## Begin STORED RECORDS

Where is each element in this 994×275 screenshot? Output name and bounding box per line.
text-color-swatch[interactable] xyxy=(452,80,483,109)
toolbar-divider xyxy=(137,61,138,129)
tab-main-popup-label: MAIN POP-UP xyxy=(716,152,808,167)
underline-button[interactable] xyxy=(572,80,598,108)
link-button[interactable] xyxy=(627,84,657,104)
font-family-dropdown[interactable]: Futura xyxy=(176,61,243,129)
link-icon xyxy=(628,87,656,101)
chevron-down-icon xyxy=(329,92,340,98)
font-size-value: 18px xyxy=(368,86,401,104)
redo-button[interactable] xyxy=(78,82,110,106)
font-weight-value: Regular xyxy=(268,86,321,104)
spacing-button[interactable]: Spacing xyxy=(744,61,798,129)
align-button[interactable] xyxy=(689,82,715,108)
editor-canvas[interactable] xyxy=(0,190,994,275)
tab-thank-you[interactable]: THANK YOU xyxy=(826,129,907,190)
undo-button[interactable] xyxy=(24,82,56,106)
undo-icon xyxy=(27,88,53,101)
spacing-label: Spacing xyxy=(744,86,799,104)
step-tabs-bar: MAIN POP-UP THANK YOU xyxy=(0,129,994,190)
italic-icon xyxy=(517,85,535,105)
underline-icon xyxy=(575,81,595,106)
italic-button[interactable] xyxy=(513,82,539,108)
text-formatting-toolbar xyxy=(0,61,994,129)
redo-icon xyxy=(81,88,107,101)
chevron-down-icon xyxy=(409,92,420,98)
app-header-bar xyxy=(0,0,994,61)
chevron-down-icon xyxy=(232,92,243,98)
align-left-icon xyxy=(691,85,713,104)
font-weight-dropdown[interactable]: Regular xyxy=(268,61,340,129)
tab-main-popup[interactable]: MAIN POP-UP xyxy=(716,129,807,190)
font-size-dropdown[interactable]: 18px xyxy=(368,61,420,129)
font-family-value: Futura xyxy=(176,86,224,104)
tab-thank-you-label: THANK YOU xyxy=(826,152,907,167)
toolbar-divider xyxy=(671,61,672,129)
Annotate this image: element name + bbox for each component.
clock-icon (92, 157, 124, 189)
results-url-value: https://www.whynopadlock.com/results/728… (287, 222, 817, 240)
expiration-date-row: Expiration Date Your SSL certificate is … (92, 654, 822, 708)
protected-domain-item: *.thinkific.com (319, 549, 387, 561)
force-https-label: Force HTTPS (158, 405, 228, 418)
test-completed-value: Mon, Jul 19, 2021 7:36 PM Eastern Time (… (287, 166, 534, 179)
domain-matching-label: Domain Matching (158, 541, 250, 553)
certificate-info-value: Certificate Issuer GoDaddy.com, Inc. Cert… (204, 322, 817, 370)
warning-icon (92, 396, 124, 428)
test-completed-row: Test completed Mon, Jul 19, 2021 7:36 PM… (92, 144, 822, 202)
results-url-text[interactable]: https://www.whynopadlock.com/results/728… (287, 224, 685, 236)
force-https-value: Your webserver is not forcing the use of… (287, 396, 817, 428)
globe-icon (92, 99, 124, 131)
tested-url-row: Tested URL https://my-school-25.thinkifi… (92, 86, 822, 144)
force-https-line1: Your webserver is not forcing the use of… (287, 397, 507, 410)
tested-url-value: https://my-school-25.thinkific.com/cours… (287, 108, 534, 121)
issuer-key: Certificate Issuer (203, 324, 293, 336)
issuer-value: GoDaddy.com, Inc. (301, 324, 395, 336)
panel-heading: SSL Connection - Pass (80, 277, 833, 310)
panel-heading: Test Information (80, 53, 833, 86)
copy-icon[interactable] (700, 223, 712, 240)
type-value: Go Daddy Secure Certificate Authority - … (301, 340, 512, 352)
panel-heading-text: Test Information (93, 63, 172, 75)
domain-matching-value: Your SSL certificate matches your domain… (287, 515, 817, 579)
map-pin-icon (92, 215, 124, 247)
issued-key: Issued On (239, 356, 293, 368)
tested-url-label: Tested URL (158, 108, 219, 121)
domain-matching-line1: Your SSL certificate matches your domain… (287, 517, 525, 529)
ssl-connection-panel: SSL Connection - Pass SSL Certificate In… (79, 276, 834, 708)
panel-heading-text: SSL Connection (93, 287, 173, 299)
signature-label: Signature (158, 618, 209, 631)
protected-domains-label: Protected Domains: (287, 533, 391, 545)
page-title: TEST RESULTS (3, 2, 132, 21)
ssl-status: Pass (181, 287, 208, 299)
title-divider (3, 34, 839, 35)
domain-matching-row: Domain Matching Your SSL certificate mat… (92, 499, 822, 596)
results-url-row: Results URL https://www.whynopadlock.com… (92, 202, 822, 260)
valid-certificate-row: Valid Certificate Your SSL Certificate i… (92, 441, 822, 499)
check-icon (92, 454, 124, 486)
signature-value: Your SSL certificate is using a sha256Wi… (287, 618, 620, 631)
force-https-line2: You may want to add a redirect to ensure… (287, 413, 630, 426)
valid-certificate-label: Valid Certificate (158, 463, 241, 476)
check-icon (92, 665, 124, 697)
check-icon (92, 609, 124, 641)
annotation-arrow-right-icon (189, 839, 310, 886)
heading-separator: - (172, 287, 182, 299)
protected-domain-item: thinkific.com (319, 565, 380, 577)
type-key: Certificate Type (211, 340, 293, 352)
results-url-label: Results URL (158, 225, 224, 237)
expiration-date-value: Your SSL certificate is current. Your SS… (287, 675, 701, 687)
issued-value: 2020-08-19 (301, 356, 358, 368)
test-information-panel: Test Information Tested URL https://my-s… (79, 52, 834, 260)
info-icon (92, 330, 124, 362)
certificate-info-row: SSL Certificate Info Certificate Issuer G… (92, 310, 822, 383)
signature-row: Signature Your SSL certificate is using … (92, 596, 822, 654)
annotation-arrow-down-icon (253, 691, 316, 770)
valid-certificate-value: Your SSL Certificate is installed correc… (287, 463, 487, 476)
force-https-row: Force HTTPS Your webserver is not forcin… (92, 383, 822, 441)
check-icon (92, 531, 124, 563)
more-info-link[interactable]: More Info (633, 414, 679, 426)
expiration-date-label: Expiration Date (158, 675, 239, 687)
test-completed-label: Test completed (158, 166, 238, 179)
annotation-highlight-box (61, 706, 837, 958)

## End STORED RECORDS

PROBLEM DETAILS
Copy out every line of the material above word for word, with nothing changed, added, or left out.

CORRECT OUTPUT
Where is each element in this 994×275 screenshot? Output name and bounding box per line.
text-color-swatch[interactable] xyxy=(452,80,483,109)
toolbar-divider xyxy=(137,61,138,129)
tab-main-popup-label: MAIN POP-UP xyxy=(716,152,808,167)
underline-button[interactable] xyxy=(572,80,598,108)
link-button[interactable] xyxy=(627,84,657,104)
font-family-dropdown[interactable]: Futura xyxy=(176,61,243,129)
link-icon xyxy=(628,87,656,101)
chevron-down-icon xyxy=(329,92,340,98)
font-size-value: 18px xyxy=(368,86,401,104)
redo-button[interactable] xyxy=(78,82,110,106)
font-weight-value: Regular xyxy=(268,86,321,104)
spacing-button[interactable]: Spacing xyxy=(744,61,798,129)
align-button[interactable] xyxy=(689,82,715,108)
editor-canvas[interactable] xyxy=(0,190,994,275)
tab-thank-you[interactable]: THANK YOU xyxy=(826,129,907,190)
undo-button[interactable] xyxy=(24,82,56,106)
undo-icon xyxy=(27,88,53,101)
spacing-label: Spacing xyxy=(744,86,799,104)
step-tabs-bar: MAIN POP-UP THANK YOU xyxy=(0,129,994,190)
italic-icon xyxy=(517,85,535,105)
underline-icon xyxy=(575,81,595,106)
italic-button[interactable] xyxy=(513,82,539,108)
text-formatting-toolbar xyxy=(0,61,994,129)
redo-icon xyxy=(81,88,107,101)
chevron-down-icon xyxy=(409,92,420,98)
app-header-bar xyxy=(0,0,994,61)
chevron-down-icon xyxy=(232,92,243,98)
align-left-icon xyxy=(691,85,713,104)
font-weight-dropdown[interactable]: Regular xyxy=(268,61,340,129)
tab-main-popup[interactable]: MAIN POP-UP xyxy=(716,129,807,190)
font-size-dropdown[interactable]: 18px xyxy=(368,61,420,129)
font-family-value: Futura xyxy=(176,86,224,104)
tab-thank-you-label: THANK YOU xyxy=(826,152,907,167)
toolbar-divider xyxy=(671,61,672,129)
Annotate this image: element name + bbox for each component.
clock-icon (92, 157, 124, 189)
results-url-value: https://www.whynopadlock.com/results/728… (287, 222, 817, 240)
expiration-date-row: Expiration Date Your SSL certificate is … (92, 654, 822, 708)
protected-domain-item: *.thinkific.com (319, 549, 387, 561)
force-https-label: Force HTTPS (158, 405, 228, 418)
test-completed-value: Mon, Jul 19, 2021 7:36 PM Eastern Time (… (287, 166, 534, 179)
domain-matching-label: Domain Matching (158, 541, 250, 553)
certificate-info-value: Certificate Issuer GoDaddy.com, Inc. Cert… (204, 322, 817, 370)
warning-icon (92, 396, 124, 428)
test-completed-row: Test completed Mon, Jul 19, 2021 7:36 PM… (92, 144, 822, 202)
results-url-text[interactable]: https://www.whynopadlock.com/results/728… (287, 224, 685, 236)
force-https-value: Your webserver is not forcing the use of… (287, 396, 817, 428)
globe-icon (92, 99, 124, 131)
tested-url-row: Tested URL https://my-school-25.thinkifi… (92, 86, 822, 144)
force-https-line1: Your webserver is not forcing the use of… (287, 397, 507, 410)
tested-url-value: https://my-school-25.thinkific.com/cours… (287, 108, 534, 121)
issuer-key: Certificate Issuer (203, 324, 293, 336)
issuer-value: GoDaddy.com, Inc. (301, 324, 395, 336)
panel-heading: SSL Connection - Pass (80, 277, 833, 310)
panel-heading: Test Information (80, 53, 833, 86)
copy-icon[interactable] (700, 223, 712, 240)
type-value: Go Daddy Secure Certificate Authority - … (301, 340, 512, 352)
panel-heading-text: Test Information (93, 63, 172, 75)
domain-matching-value: Your SSL certificate matches your domain… (287, 515, 817, 579)
map-pin-icon (92, 215, 124, 247)
issued-key: Issued On (239, 356, 293, 368)
tested-url-label: Tested URL (158, 108, 219, 121)
domain-matching-line1: Your SSL certificate matches your domain… (287, 517, 525, 529)
ssl-connection-panel: SSL Connection - Pass SSL Certificate In… (79, 276, 834, 708)
panel-heading-text: SSL Connection (93, 287, 173, 299)
signature-label: Signature (158, 618, 209, 631)
protected-domains-label: Protected Domains: (287, 533, 391, 545)
page-title: TEST RESULTS (3, 2, 132, 21)
ssl-status: Pass (181, 287, 208, 299)
title-divider (3, 34, 839, 35)
domain-matching-row: Domain Matching Your SSL certificate mat… (92, 499, 822, 596)
results-url-row: Results URL https://www.whynopadlock.com… (92, 202, 822, 260)
valid-certificate-row: Valid Certificate Your SSL Certificate i… (92, 441, 822, 499)
check-icon (92, 454, 124, 486)
signature-value: Your SSL certificate is using a sha256Wi… (287, 618, 620, 631)
force-https-line2: You may want to add a redirect to ensure… (287, 413, 630, 426)
valid-certificate-label: Valid Certificate (158, 463, 241, 476)
check-icon (92, 665, 124, 697)
check-icon (92, 609, 124, 641)
annotation-arrow-right-icon (189, 839, 310, 886)
heading-separator: - (172, 287, 182, 299)
protected-domain-item: thinkific.com (319, 565, 380, 577)
type-key: Certificate Type (211, 340, 293, 352)
results-url-label: Results URL (158, 225, 224, 237)
expiration-date-value: Your SSL certificate is current. Your SS… (287, 675, 701, 687)
issued-value: 2020-08-19 (301, 356, 358, 368)
test-information-panel: Test Information Tested URL https://my-s… (79, 52, 834, 260)
info-icon (92, 330, 124, 362)
certificate-info-row: SSL Certificate Info Certificate Issuer G… (92, 310, 822, 383)
signature-row: Signature Your SSL certificate is using … (92, 596, 822, 654)
annotation-arrow-down-icon (253, 691, 316, 770)
valid-certificate-value: Your SSL Certificate is installed correc… (287, 463, 487, 476)
force-https-row: Force HTTPS Your webserver is not forcin… (92, 383, 822, 441)
check-icon (92, 531, 124, 563)
more-info-link[interactable]: More Info (633, 414, 679, 426)
expiration-date-label: Expiration Date (158, 675, 239, 687)
test-completed-label: Test completed (158, 166, 238, 179)
annotation-highlight-box (61, 706, 837, 958)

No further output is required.